DOCUMENT EXTRACT.
++++++++

ElevenLabs follows product led onboarding with a short, in-app survey that asks what users want to create: voiceovers, audiobooks, dubbing, music, sound effects, and more.

Each option is presented as a clickable card, making the flow feel simple and fun. By capturing intent early, ElevenLabs can personalize the workspace, surface the right tools, and shorten time to value. It reduces overwhelm and ensures users see features that match their goals from day one.

elevenlabs signup process

Your next step in improving in-app messaging

In-app messaging works best when it blends into the product and supports users when they need clarity.

The examples above show how small, well-timed nudges keep momentum intact when you match the message type to the situation.

Tooltips give quick answers, modals and hotspots capture focused attention, and Demo Hubs deliver deeper, on-demand guidance without breaking flow.

If you want your in-app messaging to boost product-led growth, Supademo can help you create personalized onboarding walkthroughs, build Demo Hubs for on-demand help, and teach users through hands-on learning from day one.

Try Supademo today!

FAQs

What are in-app messages?

In-app messages are short, targeted prompts delivered directly inside your product. They guide users through actions, highlight features, remove friction, and improve understanding at the exact moment a user needs clarity.

When should you use in-app messaging?

Use in-app messaging when users need real-time support. This includes onboarding, introducing new features, clarifying complex UI elements, preventing errors, or nudging users toward important actions like upgrades or completions.

What types of in-app messages can a product use?

Common formats include tooltips, banners, modals, popups, checklists, slide-in changelogs, interactive walkthroughs, and in-app demo hubs. Each format serves a different level of urgency and depth.

How do you avoid overwhelming users with in-app messages?

Keep messages contextual, behavior-based, and spaced out. Only show guidance when it is relevant, keep the copy concise, and avoid stacking multiple message types in the same area unless they have distinct purposes.

How do in-app messages improve product adoption?

They help users discover features naturally, reduce effort during key actions, and provide step-by-step guidance in the flow of work. This lowers cognitive load, shortens time to value, and improves long-term engagement.

++++++++

Bounding box prediction data:
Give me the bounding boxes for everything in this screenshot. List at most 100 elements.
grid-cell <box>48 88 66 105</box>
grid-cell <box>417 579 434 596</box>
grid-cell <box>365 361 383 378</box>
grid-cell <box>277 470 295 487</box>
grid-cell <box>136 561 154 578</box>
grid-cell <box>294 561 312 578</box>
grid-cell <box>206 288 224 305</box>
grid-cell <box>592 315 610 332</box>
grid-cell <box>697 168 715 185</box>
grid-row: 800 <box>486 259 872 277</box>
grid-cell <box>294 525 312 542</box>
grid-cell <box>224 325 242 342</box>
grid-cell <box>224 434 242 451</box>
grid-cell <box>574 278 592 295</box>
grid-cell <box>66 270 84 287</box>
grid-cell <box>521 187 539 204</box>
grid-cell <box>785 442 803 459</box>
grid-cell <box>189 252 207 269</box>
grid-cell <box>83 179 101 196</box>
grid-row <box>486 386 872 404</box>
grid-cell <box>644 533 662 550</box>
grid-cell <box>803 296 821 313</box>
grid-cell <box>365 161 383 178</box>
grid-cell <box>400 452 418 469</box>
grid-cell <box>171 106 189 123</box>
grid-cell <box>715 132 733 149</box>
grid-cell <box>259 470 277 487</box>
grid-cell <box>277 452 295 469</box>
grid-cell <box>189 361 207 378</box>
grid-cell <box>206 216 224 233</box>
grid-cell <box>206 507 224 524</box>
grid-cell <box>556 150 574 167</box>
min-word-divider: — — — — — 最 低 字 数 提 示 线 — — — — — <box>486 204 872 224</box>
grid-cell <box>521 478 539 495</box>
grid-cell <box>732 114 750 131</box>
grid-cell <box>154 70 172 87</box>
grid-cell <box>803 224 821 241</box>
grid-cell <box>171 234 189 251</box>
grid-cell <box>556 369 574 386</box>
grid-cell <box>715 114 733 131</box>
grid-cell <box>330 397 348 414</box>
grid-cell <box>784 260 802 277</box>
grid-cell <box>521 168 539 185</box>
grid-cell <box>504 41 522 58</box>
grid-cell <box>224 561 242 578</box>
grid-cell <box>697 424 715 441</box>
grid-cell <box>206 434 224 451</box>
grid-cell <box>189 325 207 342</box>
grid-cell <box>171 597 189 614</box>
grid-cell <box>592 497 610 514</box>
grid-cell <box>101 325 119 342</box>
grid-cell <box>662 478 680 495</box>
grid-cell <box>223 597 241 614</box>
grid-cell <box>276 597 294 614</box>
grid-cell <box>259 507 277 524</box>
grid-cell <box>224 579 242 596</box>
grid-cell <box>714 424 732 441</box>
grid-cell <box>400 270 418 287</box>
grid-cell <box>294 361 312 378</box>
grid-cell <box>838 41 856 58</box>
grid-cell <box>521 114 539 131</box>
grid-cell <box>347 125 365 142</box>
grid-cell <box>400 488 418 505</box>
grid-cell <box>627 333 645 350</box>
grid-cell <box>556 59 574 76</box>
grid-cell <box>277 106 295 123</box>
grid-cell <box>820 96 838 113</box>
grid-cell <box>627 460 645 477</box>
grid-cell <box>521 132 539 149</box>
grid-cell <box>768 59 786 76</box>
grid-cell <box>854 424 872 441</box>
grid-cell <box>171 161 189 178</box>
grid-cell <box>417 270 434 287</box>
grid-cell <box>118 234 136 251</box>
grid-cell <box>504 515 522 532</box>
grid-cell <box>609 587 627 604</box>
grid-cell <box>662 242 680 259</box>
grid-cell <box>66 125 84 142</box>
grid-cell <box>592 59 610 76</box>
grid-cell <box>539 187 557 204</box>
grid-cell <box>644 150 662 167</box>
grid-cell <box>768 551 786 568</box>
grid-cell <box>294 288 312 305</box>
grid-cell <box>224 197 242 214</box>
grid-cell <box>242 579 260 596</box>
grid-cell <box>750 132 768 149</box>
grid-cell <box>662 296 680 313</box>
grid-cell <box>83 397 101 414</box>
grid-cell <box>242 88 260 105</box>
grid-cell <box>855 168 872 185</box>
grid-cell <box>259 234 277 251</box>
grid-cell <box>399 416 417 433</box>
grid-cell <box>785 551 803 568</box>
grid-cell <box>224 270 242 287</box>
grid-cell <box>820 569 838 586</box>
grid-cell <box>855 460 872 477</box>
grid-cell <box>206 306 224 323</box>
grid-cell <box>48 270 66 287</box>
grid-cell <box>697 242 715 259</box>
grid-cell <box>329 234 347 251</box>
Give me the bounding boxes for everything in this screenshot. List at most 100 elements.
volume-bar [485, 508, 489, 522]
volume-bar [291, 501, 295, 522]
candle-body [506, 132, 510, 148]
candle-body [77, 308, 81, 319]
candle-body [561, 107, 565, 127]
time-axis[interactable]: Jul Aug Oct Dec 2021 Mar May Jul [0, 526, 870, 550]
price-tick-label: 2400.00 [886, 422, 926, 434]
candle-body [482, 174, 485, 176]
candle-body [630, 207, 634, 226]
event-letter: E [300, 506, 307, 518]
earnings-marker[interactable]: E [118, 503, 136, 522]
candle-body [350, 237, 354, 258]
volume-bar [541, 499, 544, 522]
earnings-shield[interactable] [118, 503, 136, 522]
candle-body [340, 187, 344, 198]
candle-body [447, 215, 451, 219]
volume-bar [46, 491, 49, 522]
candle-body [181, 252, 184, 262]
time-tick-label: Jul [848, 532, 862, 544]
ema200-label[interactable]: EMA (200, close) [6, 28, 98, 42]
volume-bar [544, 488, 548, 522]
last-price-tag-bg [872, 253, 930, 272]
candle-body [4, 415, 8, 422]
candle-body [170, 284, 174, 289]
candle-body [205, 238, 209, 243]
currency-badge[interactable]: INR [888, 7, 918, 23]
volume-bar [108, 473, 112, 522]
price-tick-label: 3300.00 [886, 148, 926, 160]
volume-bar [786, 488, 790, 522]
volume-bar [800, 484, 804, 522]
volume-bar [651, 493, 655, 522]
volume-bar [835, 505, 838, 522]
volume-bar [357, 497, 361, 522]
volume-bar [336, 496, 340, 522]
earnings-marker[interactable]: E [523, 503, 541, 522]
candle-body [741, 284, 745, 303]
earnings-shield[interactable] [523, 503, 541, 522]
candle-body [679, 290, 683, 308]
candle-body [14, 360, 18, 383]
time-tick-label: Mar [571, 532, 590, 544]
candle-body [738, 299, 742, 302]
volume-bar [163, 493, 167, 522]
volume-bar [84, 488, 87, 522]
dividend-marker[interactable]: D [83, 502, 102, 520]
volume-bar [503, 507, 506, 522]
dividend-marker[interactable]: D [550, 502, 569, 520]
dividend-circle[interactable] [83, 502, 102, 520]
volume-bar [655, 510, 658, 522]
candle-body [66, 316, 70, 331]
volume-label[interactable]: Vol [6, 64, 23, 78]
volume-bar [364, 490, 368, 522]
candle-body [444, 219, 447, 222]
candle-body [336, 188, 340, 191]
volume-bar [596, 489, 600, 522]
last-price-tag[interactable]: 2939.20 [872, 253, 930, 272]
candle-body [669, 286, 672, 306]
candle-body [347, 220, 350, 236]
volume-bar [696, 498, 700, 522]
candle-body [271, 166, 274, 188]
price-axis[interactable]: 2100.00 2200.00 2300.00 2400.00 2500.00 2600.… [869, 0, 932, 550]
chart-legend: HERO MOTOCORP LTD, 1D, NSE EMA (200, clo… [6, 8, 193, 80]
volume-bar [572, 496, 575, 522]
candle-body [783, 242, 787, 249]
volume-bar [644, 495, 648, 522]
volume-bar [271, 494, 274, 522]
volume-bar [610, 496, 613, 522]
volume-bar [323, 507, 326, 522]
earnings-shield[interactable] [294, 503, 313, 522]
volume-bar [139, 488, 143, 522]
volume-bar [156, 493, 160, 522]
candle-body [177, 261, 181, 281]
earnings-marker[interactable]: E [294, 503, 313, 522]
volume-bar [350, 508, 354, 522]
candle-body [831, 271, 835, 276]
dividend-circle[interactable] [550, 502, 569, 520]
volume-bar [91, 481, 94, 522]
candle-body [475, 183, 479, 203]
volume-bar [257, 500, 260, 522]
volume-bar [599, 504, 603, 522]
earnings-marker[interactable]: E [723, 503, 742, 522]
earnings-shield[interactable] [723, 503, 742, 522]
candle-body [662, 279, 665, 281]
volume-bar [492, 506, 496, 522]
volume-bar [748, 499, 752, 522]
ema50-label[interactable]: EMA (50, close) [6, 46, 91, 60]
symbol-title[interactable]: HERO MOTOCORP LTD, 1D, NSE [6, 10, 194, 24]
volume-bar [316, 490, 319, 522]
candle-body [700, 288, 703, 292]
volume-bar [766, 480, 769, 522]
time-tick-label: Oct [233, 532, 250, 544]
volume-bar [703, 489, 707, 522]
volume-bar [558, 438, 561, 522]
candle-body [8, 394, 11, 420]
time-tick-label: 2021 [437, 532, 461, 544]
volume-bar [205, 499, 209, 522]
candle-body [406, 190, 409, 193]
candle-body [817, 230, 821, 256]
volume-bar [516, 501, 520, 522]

++++++++

THE TASK. Can you repeat the stretch of the in-app messaging text from "How do you avoid" through "have distinct purposes.", switching "concise" to "brief"? This data comes from a separate source.

TASK OUTPUT.
How do you avoid overwhelming users with in-app messages?

Keep messages contextual, behavior-based, and spaced out. Only show guidance when it is relevant, keep the copy brief, and avoid stacking multiple message types in the same area unless they have distinct purposes.